**Entries supplied**

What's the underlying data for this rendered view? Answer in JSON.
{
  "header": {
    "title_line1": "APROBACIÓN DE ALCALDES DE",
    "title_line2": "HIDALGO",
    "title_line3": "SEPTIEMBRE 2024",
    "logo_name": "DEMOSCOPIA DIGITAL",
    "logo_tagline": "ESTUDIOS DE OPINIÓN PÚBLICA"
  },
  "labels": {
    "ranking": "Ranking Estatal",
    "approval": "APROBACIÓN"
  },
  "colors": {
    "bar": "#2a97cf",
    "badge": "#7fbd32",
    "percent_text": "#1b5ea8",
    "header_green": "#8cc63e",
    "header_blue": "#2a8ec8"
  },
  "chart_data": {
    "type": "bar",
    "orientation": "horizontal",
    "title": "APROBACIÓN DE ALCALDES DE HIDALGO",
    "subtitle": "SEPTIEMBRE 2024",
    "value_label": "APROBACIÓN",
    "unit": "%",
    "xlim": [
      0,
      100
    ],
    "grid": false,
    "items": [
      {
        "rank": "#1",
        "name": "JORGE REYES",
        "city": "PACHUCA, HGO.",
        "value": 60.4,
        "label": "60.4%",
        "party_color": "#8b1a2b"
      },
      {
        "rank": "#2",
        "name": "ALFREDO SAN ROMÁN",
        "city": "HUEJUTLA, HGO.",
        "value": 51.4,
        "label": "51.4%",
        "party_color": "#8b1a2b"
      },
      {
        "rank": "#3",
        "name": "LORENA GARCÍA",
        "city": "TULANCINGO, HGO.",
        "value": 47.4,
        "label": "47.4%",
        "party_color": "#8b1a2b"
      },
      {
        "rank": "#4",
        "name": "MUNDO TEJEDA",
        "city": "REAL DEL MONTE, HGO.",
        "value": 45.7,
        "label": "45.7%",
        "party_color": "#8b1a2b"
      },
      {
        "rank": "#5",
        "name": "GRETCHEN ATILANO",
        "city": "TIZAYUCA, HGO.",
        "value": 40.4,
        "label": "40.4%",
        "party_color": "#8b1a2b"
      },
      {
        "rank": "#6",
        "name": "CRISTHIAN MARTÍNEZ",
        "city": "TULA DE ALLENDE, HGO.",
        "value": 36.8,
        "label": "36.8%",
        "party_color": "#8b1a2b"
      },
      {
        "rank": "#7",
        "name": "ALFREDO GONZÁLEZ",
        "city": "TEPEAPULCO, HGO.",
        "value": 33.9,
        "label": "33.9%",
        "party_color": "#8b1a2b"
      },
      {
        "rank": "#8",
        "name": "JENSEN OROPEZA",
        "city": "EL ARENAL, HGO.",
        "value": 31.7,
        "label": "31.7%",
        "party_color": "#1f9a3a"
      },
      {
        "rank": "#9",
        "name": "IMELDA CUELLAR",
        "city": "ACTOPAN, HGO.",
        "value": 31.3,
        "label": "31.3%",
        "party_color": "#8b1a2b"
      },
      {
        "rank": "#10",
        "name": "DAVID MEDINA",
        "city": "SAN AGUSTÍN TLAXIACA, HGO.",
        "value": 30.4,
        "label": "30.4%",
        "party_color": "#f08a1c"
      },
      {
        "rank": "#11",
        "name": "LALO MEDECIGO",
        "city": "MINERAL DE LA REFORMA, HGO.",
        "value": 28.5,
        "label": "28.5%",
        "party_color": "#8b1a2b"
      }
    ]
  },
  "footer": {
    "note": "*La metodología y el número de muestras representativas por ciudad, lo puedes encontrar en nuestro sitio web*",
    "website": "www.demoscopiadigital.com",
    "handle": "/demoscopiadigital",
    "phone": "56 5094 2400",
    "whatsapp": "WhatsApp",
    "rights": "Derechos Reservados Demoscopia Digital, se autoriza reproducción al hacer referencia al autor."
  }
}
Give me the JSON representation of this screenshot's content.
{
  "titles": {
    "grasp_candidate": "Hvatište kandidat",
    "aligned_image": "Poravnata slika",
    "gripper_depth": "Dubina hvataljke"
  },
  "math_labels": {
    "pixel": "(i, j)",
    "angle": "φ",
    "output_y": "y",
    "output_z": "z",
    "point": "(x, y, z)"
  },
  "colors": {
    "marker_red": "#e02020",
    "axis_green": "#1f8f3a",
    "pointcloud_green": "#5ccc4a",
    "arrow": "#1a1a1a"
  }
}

---

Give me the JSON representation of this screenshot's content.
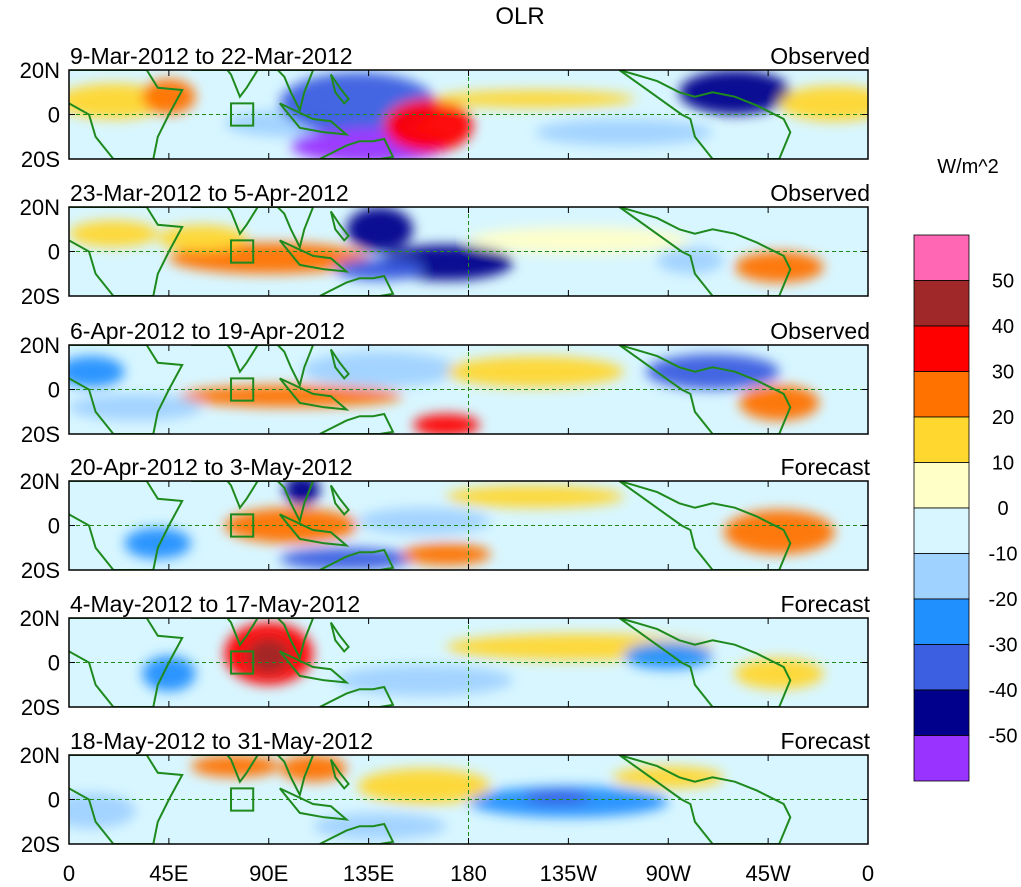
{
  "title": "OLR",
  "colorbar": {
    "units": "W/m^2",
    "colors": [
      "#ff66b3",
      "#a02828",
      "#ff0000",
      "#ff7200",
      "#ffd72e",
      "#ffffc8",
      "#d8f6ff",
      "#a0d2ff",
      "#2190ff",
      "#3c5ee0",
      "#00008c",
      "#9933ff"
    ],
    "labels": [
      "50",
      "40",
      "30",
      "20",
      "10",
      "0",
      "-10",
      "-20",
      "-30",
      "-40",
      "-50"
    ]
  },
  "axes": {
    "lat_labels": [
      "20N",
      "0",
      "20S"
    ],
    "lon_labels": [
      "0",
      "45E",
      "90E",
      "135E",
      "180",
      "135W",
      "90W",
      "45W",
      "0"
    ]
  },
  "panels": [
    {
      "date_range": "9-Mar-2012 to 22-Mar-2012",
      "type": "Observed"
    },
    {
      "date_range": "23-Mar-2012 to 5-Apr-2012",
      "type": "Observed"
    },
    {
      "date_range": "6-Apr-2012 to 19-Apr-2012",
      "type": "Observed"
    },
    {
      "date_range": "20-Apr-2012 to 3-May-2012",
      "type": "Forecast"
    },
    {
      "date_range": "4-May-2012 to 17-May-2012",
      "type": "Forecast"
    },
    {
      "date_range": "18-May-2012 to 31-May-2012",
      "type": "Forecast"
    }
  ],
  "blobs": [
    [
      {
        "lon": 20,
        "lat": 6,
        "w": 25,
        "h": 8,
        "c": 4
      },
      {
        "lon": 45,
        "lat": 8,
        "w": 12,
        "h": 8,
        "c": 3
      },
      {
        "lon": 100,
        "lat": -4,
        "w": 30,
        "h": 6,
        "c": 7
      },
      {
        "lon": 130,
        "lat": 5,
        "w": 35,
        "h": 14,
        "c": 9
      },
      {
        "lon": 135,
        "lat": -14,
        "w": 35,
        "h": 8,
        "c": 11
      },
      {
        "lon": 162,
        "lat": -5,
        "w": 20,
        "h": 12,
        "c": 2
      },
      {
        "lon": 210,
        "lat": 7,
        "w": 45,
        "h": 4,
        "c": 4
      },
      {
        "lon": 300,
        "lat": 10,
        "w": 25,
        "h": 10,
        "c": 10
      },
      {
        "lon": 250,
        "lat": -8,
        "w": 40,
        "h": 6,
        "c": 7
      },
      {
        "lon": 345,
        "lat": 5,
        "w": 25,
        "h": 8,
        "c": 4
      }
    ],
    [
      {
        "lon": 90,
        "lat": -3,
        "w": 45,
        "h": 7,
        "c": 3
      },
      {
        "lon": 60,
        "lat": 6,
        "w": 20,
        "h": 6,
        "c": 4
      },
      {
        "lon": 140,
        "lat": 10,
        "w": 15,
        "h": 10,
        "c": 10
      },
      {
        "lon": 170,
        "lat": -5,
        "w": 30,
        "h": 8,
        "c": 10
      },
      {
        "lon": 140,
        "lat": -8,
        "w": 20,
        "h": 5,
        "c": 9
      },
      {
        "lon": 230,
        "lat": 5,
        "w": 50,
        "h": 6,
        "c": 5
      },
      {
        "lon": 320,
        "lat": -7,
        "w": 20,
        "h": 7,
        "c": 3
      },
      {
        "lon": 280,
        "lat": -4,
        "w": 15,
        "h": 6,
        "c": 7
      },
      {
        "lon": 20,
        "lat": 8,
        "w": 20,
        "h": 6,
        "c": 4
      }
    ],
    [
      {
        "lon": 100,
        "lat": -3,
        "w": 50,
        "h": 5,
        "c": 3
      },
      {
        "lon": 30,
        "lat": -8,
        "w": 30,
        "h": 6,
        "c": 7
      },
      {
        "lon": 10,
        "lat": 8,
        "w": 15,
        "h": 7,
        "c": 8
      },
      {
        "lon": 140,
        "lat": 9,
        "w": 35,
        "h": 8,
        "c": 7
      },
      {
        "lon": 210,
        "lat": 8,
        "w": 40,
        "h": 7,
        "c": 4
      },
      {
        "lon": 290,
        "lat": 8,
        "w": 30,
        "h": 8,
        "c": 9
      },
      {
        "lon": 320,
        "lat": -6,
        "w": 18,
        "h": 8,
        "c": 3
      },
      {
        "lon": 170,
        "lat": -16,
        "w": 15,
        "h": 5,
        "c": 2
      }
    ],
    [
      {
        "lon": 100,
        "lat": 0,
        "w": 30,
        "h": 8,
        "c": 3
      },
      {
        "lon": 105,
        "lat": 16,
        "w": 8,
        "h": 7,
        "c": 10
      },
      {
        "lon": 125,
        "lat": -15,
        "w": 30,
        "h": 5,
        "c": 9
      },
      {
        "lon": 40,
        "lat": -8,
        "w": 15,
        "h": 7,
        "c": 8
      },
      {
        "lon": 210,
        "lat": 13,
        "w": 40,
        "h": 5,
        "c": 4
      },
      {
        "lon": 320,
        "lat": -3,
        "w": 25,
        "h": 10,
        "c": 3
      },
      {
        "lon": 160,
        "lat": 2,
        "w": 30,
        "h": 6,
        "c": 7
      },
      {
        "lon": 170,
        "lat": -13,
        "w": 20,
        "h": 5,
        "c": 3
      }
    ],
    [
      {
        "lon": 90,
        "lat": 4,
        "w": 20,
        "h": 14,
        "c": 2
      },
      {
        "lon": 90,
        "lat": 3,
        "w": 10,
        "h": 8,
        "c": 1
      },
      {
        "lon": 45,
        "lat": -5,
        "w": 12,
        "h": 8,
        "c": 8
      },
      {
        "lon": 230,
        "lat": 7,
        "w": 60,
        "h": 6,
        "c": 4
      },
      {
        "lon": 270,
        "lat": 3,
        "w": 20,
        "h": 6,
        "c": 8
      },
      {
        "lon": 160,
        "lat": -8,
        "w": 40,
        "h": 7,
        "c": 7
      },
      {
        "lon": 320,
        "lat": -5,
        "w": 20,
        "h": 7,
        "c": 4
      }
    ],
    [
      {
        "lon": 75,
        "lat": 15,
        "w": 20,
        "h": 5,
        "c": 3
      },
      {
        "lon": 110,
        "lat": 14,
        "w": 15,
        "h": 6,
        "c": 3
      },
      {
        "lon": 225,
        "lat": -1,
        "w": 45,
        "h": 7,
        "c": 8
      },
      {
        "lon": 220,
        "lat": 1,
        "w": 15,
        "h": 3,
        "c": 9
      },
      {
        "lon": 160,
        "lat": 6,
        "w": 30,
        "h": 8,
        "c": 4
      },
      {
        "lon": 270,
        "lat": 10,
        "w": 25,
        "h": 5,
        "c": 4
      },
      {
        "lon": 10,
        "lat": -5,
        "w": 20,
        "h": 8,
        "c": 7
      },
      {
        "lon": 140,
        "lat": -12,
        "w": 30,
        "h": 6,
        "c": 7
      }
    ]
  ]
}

**Your task**
Copy every line of the material in which the word "ALCALDES" occurs.

**Answer to the exercise**
    "title_line1": "APROBACIÓN DE ALCALDES DE",
    "title": "APROBACIÓN DE ALCALDES DE HIDALGO",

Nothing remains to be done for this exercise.